Task to complete
Locate the word "categories" in the entries below, then gather every line that holds it.

═════ Data listing

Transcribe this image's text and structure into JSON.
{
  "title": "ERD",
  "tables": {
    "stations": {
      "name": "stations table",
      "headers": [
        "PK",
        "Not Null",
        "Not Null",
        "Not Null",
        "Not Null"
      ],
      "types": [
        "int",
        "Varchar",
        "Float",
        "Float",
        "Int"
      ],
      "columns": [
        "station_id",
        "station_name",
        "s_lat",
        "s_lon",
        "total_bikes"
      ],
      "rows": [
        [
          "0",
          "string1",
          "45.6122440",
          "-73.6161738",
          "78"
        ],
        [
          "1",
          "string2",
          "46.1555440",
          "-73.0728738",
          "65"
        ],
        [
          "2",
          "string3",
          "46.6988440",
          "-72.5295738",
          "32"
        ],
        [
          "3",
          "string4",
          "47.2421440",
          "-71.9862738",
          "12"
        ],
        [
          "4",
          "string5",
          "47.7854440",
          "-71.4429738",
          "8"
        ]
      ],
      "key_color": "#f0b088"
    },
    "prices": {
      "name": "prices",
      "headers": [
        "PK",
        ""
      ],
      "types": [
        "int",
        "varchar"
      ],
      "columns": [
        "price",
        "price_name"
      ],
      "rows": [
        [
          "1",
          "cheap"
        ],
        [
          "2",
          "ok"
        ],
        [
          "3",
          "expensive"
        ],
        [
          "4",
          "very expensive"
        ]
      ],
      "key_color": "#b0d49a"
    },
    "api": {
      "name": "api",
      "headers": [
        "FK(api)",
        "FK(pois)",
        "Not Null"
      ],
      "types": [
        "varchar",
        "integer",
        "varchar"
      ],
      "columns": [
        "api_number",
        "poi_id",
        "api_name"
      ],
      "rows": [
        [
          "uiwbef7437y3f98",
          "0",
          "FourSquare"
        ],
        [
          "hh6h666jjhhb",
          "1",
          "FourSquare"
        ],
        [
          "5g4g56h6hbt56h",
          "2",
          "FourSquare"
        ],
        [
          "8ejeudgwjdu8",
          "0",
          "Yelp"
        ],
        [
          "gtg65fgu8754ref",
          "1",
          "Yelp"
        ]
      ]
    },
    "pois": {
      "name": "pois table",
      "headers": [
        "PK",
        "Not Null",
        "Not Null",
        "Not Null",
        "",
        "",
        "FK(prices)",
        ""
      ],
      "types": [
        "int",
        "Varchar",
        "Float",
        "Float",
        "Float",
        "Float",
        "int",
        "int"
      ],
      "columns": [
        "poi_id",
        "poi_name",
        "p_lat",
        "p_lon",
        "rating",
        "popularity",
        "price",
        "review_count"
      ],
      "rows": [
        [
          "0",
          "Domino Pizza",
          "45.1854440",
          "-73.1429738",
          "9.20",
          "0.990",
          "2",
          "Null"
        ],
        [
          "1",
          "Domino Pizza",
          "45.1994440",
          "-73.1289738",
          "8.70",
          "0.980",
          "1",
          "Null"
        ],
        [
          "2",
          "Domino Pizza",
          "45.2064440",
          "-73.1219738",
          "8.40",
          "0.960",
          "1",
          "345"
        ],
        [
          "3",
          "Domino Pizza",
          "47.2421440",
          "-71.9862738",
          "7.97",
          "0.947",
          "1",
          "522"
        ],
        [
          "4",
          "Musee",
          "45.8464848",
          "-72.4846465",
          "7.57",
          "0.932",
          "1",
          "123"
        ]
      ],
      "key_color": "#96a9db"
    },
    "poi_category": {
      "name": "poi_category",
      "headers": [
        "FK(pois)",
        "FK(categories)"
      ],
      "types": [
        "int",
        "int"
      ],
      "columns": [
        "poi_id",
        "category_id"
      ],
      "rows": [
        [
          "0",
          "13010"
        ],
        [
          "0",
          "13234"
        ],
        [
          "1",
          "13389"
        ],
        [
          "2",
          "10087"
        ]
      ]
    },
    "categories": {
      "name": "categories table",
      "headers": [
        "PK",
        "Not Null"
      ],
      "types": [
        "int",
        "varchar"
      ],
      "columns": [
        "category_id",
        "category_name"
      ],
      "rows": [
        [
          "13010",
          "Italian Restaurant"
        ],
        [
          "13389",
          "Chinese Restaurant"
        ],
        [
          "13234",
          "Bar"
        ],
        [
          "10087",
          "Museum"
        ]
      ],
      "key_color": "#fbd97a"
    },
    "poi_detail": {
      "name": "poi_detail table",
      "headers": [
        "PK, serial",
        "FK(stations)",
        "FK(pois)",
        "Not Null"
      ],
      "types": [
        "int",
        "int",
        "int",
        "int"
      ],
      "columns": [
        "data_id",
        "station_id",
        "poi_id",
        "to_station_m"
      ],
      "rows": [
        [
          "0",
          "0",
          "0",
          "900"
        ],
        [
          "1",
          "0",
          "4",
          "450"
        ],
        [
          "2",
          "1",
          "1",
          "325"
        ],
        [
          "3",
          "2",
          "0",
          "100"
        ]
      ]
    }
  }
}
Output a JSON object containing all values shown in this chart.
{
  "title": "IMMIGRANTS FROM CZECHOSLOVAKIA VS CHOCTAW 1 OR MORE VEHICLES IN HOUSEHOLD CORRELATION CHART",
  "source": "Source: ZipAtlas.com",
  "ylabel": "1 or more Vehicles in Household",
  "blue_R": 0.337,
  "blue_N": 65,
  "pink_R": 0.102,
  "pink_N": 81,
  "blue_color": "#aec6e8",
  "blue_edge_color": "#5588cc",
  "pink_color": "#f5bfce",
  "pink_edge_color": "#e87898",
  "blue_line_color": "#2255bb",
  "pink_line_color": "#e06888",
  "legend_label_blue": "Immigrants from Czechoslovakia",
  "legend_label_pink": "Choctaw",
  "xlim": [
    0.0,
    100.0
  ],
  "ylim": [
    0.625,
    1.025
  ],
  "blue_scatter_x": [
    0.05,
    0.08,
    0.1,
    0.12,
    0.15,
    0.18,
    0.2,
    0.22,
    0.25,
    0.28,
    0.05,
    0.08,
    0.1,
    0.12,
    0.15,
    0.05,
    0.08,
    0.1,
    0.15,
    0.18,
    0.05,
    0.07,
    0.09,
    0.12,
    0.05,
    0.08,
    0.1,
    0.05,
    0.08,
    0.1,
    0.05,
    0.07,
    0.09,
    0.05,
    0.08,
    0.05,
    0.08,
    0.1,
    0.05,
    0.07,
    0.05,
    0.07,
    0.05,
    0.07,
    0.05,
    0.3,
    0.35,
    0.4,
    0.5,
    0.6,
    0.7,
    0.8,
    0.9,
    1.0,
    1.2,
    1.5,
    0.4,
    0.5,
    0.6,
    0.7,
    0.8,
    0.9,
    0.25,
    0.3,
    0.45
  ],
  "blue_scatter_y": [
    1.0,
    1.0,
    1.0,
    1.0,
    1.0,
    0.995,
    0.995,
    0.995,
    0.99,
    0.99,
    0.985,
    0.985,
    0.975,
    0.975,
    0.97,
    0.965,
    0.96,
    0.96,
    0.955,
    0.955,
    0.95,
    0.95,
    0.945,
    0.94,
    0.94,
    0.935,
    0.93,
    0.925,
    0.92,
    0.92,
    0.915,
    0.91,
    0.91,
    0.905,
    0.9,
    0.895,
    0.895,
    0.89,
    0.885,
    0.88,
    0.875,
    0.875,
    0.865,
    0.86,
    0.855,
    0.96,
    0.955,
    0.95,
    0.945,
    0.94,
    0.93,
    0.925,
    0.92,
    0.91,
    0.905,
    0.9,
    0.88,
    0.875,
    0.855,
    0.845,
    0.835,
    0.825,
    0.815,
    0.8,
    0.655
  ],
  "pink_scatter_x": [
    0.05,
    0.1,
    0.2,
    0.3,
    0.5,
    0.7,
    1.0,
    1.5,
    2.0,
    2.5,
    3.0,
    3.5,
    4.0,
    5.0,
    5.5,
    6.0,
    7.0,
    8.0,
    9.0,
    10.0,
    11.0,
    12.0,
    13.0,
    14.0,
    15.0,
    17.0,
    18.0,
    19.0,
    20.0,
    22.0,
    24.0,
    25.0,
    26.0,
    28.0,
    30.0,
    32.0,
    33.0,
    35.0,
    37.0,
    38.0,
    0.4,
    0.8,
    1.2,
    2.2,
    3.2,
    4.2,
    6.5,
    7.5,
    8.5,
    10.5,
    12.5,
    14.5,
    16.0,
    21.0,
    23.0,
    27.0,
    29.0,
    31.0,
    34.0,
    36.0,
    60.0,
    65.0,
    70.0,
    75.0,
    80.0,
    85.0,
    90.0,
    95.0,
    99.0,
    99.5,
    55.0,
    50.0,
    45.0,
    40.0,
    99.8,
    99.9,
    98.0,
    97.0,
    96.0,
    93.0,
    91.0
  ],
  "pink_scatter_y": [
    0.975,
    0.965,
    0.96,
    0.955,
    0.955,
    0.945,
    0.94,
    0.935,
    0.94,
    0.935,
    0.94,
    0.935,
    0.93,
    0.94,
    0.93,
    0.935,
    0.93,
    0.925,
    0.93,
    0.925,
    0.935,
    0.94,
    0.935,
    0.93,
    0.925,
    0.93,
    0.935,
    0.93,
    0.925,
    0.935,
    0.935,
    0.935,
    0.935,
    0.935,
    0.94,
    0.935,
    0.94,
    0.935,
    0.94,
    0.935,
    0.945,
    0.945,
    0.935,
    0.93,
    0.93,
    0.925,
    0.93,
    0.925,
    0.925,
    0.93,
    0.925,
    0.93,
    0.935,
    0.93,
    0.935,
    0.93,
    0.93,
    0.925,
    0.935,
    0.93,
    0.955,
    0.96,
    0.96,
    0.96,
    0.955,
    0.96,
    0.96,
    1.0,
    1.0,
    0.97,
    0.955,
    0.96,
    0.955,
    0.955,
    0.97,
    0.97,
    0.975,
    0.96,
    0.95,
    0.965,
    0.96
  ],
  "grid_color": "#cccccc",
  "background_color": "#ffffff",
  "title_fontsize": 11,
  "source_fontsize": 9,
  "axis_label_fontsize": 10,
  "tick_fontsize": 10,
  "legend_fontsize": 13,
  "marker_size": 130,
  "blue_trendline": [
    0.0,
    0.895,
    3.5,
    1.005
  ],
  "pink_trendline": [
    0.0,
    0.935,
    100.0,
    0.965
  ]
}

══════════

Response
        "FK(categories)"
    "categories": {
      "name": "categories table",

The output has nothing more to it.